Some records

**********

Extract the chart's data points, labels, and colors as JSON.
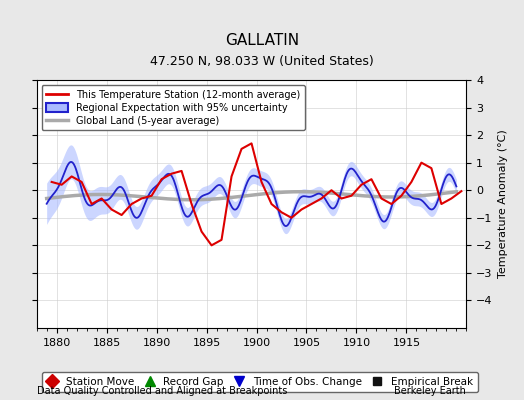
{
  "title": "GALLATIN",
  "subtitle": "47.250 N, 98.033 W (United States)",
  "xlabel_bottom": "Data Quality Controlled and Aligned at Breakpoints",
  "xlabel_right": "Berkeley Earth",
  "ylabel": "Temperature Anomaly (°C)",
  "xlim": [
    1878,
    1921
  ],
  "ylim": [
    -5,
    4
  ],
  "yticks": [
    -4,
    -3,
    -2,
    -1,
    0,
    1,
    2,
    3,
    4
  ],
  "xticks": [
    1880,
    1885,
    1890,
    1895,
    1900,
    1905,
    1910,
    1915
  ],
  "bg_color": "#e8e8e8",
  "plot_bg_color": "#ffffff",
  "regional_color": "#2222cc",
  "regional_fill_color": "#aabbff",
  "station_color": "#dd0000",
  "global_color": "#aaaaaa",
  "seed": 42
}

**********

Problem statement - Set down the records in full and exactly. Do not carry over any image.

Full solution -
Extract the chart's data points, labels, and colors as JSON.
{
  "title": "GALLATIN",
  "subtitle": "47.250 N, 98.033 W (United States)",
  "xlabel_bottom": "Data Quality Controlled and Aligned at Breakpoints",
  "xlabel_right": "Berkeley Earth",
  "ylabel": "Temperature Anomaly (°C)",
  "xlim": [
    1878,
    1921
  ],
  "ylim": [
    -5,
    4
  ],
  "yticks": [
    -4,
    -3,
    -2,
    -1,
    0,
    1,
    2,
    3,
    4
  ],
  "xticks": [
    1880,
    1885,
    1890,
    1895,
    1900,
    1905,
    1910,
    1915
  ],
  "bg_color": "#e8e8e8",
  "plot_bg_color": "#ffffff",
  "regional_color": "#2222cc",
  "regional_fill_color": "#aabbff",
  "station_color": "#dd0000",
  "global_color": "#aaaaaa",
  "seed": 42
}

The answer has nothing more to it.